[Data listing]
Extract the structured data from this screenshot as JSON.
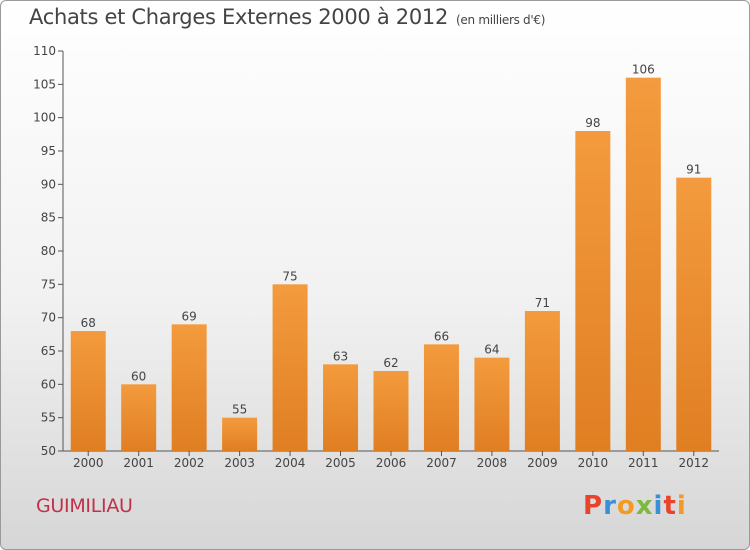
{
  "header": {
    "title": "Achats et Charges Externes 2000 à 2012",
    "subtitle": "(en milliers d'€)"
  },
  "footer": {
    "commune": "GUIMILIAU",
    "brand": "Proxiti"
  },
  "colors": {
    "bar": "#f39b3e",
    "bar_dark": "#e07e22",
    "axis": "#555555",
    "brand_letters": [
      "#e8432b",
      "#3b8fd6",
      "#f29a26",
      "#7dba3c",
      "#3b8fd6",
      "#e8432b",
      "#f29a26"
    ]
  },
  "chart_data": {
    "type": "bar",
    "title": "Achats et Charges Externes 2000 à 2012",
    "subtitle": "(en milliers d'€)",
    "xlabel": "",
    "ylabel": "",
    "categories": [
      "2000",
      "2001",
      "2002",
      "2003",
      "2004",
      "2005",
      "2006",
      "2007",
      "2008",
      "2009",
      "2010",
      "2011",
      "2012"
    ],
    "values": [
      68,
      60,
      69,
      55,
      75,
      63,
      62,
      66,
      64,
      71,
      98,
      106,
      91
    ],
    "ylim": [
      50,
      110
    ],
    "yticks": [
      50,
      55,
      60,
      65,
      70,
      75,
      80,
      85,
      90,
      95,
      100,
      105,
      110
    ],
    "grid": false,
    "legend": "none"
  }
}
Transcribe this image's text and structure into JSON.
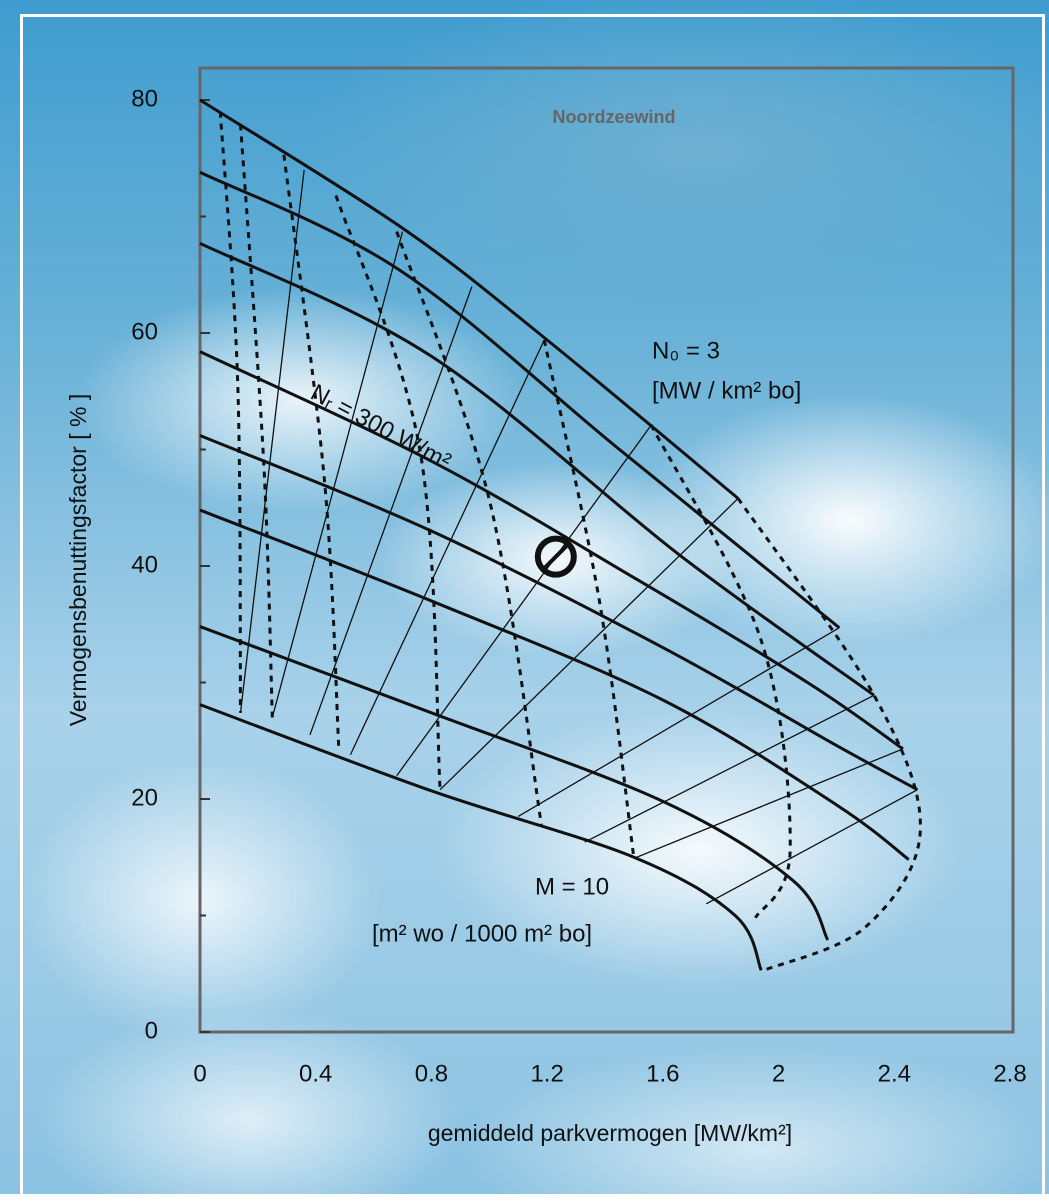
{
  "chart_data": {
    "type": "nomogram",
    "title": "Noordzeewind",
    "xlabel": "gemiddeld parkvermogen [MW/km²]",
    "ylabel": "Vermogensbenuttingsfactor [ % ]",
    "xlim": [
      0,
      2.8
    ],
    "ylim": [
      0,
      80
    ],
    "xticks": [
      0,
      0.4,
      0.8,
      1.2,
      1.6,
      2,
      2.4,
      2.8
    ],
    "yticks": [
      0,
      20,
      40,
      60,
      80
    ],
    "yminorticks": [
      10,
      30,
      50,
      70
    ],
    "annotations": [
      "N₀ = 3",
      "[MW / km² bo]",
      "Nᵣ = 300 W/m²",
      "M = 10",
      "[m² wo / 1000 m² bo]"
    ],
    "marker": {
      "x": 1.23,
      "y": 40.8
    },
    "series": [
      {
        "style": "solid",
        "x": [
          0,
          0.7,
          1.2,
          1.86
        ],
        "y": [
          80,
          69,
          59.4,
          45.8
        ]
      },
      {
        "style": "solid",
        "x": [
          0,
          0.69,
          1.45,
          2.21
        ],
        "y": [
          73.8,
          65.4,
          50,
          34.7
        ]
      },
      {
        "style": "solid",
        "x": [
          0,
          0.8,
          1.66,
          2.33
        ],
        "y": [
          67.7,
          58,
          40.9,
          28.9
        ]
      },
      {
        "style": "solid",
        "x": [
          0,
          0.8,
          1.5,
          2.1,
          2.43
        ],
        "y": [
          58.4,
          49,
          39,
          30,
          24.3
        ]
      },
      {
        "style": "solid",
        "x": [
          0,
          0.8,
          1.6,
          2.2,
          2.48
        ],
        "y": [
          51.2,
          43,
          33,
          24.6,
          20.8
        ]
      },
      {
        "style": "solid",
        "x": [
          0,
          0.8,
          1.6,
          2.2,
          2.45
        ],
        "y": [
          44.8,
          37,
          28.5,
          19.5,
          14.8
        ]
      },
      {
        "style": "solid",
        "x": [
          0,
          0.8,
          1.6,
          2.05,
          2.17
        ],
        "y": [
          34.8,
          27.4,
          19.8,
          13,
          7.9
        ]
      },
      {
        "style": "solid",
        "x": [
          0,
          0.8,
          1.5,
          1.85,
          1.94
        ],
        "y": [
          28.1,
          20.7,
          15,
          10,
          5.3
        ]
      },
      {
        "style": "dashed",
        "x": [
          0.07,
          0.13,
          0.14
        ],
        "y": [
          79,
          56,
          27.4
        ]
      },
      {
        "style": "dashed",
        "x": [
          0.14,
          0.22,
          0.25
        ],
        "y": [
          77.9,
          49,
          27
        ]
      },
      {
        "style": "dashed",
        "x": [
          0.29,
          0.43,
          0.48
        ],
        "y": [
          75.3,
          47.4,
          24.2
        ]
      },
      {
        "style": "dashed",
        "x": [
          0.47,
          0.76,
          0.83
        ],
        "y": [
          71.8,
          50,
          20.8
        ]
      },
      {
        "style": "dashed",
        "x": [
          0.68,
          1.0,
          1.18
        ],
        "y": [
          68.7,
          45.7,
          17.8
        ]
      },
      {
        "style": "dashed",
        "x": [
          1.19,
          1.38,
          1.5
        ],
        "y": [
          59.4,
          37.1,
          14.9
        ]
      },
      {
        "style": "dashed",
        "x": [
          1.56,
          1.94,
          2.04,
          1.92
        ],
        "y": [
          52.1,
          33.6,
          15.6,
          9.8
        ]
      },
      {
        "style": "dashed",
        "x": [
          1.86,
          2.33,
          2.49,
          2.3,
          1.95
        ],
        "y": [
          45.8,
          28.9,
          17.3,
          9,
          5.3
        ]
      },
      {
        "style": "thin",
        "x": [
          0.14,
          0.36
        ],
        "y": [
          27.4,
          74
        ]
      },
      {
        "style": "thin",
        "x": [
          0.25,
          0.7
        ],
        "y": [
          27,
          68.7
        ]
      },
      {
        "style": "thin",
        "x": [
          0.38,
          0.94
        ],
        "y": [
          25.5,
          64
        ]
      },
      {
        "style": "thin",
        "x": [
          0.52,
          1.19
        ],
        "y": [
          23.8,
          59.4
        ]
      },
      {
        "style": "thin",
        "x": [
          0.68,
          1.56
        ],
        "y": [
          22,
          52.1
        ]
      },
      {
        "style": "thin",
        "x": [
          0.83,
          1.86
        ],
        "y": [
          20.8,
          45.8
        ]
      },
      {
        "style": "thin",
        "x": [
          1.1,
          2.21
        ],
        "y": [
          18.5,
          34.7
        ]
      },
      {
        "style": "thin",
        "x": [
          1.33,
          2.33
        ],
        "y": [
          16.3,
          28.9
        ]
      },
      {
        "style": "thin",
        "x": [
          1.5,
          2.43
        ],
        "y": [
          14.9,
          24.3
        ]
      },
      {
        "style": "thin",
        "x": [
          1.75,
          2.48
        ],
        "y": [
          11,
          20.8
        ]
      }
    ]
  }
}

Set exercise = Copy each line above containing the string "ylabel".

Answer =
    "ylabel": "",
    "ylabel": "Vermogensbenuttingsfactor [ % ]",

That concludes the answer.